((
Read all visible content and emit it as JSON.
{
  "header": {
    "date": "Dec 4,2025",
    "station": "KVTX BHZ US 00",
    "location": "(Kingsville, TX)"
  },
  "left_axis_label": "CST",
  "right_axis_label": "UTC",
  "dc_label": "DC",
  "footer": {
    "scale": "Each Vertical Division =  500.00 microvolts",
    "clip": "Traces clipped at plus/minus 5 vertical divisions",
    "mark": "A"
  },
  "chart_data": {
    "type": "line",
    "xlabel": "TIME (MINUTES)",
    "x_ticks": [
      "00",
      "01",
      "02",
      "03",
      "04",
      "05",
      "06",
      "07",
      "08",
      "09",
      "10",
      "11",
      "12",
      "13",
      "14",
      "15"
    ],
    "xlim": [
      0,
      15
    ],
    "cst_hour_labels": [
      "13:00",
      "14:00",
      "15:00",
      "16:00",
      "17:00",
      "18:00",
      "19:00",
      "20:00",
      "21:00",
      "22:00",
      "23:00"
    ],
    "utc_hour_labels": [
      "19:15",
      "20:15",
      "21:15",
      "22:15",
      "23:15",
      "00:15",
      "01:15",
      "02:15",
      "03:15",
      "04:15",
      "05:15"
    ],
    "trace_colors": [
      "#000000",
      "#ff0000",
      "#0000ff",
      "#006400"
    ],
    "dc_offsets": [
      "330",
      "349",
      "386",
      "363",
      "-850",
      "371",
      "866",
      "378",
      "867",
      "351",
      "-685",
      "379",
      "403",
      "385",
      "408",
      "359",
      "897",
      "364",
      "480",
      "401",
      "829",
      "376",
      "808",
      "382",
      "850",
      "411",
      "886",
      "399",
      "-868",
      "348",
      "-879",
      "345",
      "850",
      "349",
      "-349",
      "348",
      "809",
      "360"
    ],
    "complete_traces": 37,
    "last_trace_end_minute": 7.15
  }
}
))
■ WHAT THE TASK REQUIRES:
Copy out the whole listing exactly.

■ RESPONSE FOR THIS EXERCISE:
Read all visible content and emit it as JSON.
{
  "header": {
    "date": "Dec 4,2025",
    "station": "KVTX BHZ US 00",
    "location": "(Kingsville, TX)"
  },
  "left_axis_label": "CST",
  "right_axis_label": "UTC",
  "dc_label": "DC",
  "footer": {
    "scale": "Each Vertical Division =  500.00 microvolts",
    "clip": "Traces clipped at plus/minus 5 vertical divisions",
    "mark": "A"
  },
  "chart_data": {
    "type": "line",
    "xlabel": "TIME (MINUTES)",
    "x_ticks": [
      "00",
      "01",
      "02",
      "03",
      "04",
      "05",
      "06",
      "07",
      "08",
      "09",
      "10",
      "11",
      "12",
      "13",
      "14",
      "15"
    ],
    "xlim": [
      0,
      15
    ],
    "cst_hour_labels": [
      "13:00",
      "14:00",
      "15:00",
      "16:00",
      "17:00",
      "18:00",
      "19:00",
      "20:00",
      "21:00",
      "22:00",
      "23:00"
    ],
    "utc_hour_labels": [
      "19:15",
      "20:15",
      "21:15",
      "22:15",
      "23:15",
      "00:15",
      "01:15",
      "02:15",
      "03:15",
      "04:15",
      "05:15"
    ],
    "trace_colors": [
      "#000000",
      "#ff0000",
      "#0000ff",
      "#006400"
    ],
    "dc_offsets": [
      "330",
      "349",
      "386",
      "363",
      "-850",
      "371",
      "866",
      "378",
      "867",
      "351",
      "-685",
      "379",
      "403",
      "385",
      "408",
      "359",
      "897",
      "364",
      "480",
      "401",
      "829",
      "376",
      "808",
      "382",
      "850",
      "411",
      "886",
      "399",
      "-868",
      "348",
      "-879",
      "345",
      "850",
      "349",
      "-349",
      "348",
      "809",
      "360"
    ],
    "complete_traces": 37,
    "last_trace_end_minute": 7.15
  }
}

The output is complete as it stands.